STORED DATA:

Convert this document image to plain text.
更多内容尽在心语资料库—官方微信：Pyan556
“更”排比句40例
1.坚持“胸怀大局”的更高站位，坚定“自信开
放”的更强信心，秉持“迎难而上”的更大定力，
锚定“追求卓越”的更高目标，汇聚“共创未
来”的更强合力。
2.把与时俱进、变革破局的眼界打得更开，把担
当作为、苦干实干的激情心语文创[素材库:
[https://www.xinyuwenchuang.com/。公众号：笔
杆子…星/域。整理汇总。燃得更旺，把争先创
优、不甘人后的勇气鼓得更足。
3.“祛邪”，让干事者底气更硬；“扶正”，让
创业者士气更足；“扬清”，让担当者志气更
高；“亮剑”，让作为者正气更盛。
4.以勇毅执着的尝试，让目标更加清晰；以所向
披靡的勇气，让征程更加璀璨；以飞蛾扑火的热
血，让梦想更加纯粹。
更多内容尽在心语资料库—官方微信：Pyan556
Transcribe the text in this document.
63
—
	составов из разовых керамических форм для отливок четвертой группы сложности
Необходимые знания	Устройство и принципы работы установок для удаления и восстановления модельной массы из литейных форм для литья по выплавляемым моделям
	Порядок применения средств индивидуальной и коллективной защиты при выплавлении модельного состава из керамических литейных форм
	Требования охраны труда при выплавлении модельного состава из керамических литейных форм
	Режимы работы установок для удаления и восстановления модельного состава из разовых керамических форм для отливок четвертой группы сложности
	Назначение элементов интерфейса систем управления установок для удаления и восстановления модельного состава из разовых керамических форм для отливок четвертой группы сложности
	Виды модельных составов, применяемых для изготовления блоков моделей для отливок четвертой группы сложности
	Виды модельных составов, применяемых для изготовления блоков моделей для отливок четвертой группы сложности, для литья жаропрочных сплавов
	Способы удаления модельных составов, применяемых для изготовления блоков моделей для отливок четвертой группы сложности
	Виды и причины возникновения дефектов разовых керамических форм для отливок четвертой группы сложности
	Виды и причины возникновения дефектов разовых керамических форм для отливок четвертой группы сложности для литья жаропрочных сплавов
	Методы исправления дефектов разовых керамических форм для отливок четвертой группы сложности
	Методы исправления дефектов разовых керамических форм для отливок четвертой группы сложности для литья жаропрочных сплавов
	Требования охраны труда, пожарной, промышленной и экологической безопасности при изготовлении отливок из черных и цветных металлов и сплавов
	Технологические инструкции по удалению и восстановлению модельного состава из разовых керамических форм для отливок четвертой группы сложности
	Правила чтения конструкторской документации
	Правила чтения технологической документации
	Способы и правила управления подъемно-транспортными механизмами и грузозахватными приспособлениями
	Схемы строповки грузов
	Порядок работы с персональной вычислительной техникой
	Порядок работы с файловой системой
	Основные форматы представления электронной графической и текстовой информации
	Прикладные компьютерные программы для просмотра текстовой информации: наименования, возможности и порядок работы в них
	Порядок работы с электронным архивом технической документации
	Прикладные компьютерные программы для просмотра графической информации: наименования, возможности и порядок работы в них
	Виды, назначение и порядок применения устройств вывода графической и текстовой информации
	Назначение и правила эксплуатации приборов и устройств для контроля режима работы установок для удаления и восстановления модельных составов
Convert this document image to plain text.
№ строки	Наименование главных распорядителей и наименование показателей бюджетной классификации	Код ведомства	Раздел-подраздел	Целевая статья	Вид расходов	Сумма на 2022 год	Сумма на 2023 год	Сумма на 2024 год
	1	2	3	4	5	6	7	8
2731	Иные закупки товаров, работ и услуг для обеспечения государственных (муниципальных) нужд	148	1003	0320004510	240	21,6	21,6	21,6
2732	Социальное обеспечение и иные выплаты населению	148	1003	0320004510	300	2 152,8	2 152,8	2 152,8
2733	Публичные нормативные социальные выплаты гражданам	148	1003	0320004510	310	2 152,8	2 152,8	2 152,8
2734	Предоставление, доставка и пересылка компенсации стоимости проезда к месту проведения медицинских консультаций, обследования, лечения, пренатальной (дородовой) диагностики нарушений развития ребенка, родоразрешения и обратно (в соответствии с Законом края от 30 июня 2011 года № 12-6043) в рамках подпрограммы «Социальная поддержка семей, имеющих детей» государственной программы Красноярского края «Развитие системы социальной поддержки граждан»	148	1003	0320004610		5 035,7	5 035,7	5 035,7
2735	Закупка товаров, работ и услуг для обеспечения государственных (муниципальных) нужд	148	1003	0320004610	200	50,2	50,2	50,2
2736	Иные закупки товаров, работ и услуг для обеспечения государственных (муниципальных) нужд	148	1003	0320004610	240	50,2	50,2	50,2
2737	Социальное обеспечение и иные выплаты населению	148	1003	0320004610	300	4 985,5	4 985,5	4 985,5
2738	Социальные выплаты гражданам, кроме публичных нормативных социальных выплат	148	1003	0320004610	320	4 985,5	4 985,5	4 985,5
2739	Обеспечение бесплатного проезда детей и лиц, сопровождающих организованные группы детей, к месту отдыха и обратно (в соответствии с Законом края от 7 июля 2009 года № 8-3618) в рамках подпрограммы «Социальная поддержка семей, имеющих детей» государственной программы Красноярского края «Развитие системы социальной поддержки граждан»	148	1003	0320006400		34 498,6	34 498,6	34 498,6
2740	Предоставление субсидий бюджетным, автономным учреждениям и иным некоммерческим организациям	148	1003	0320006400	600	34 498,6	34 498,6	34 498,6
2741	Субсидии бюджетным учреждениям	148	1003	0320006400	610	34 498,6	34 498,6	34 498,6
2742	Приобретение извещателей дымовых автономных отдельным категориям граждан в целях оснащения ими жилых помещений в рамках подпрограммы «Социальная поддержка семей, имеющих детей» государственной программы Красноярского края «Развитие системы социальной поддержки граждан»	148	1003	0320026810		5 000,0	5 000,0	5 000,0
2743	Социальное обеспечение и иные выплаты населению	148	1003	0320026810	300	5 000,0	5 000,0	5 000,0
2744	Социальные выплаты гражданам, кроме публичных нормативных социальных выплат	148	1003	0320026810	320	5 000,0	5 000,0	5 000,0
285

REQUIRED WORK: From the data, list each line in which the string "наименования" appears.

RESULT BELOW:
	Прикладные компьютерные программы для просмотра текстовой информации: наименования, возможности и порядок работы в них
	Прикладные компьютерные программы для просмотра графической информации: наименования, возможности и порядок работы в них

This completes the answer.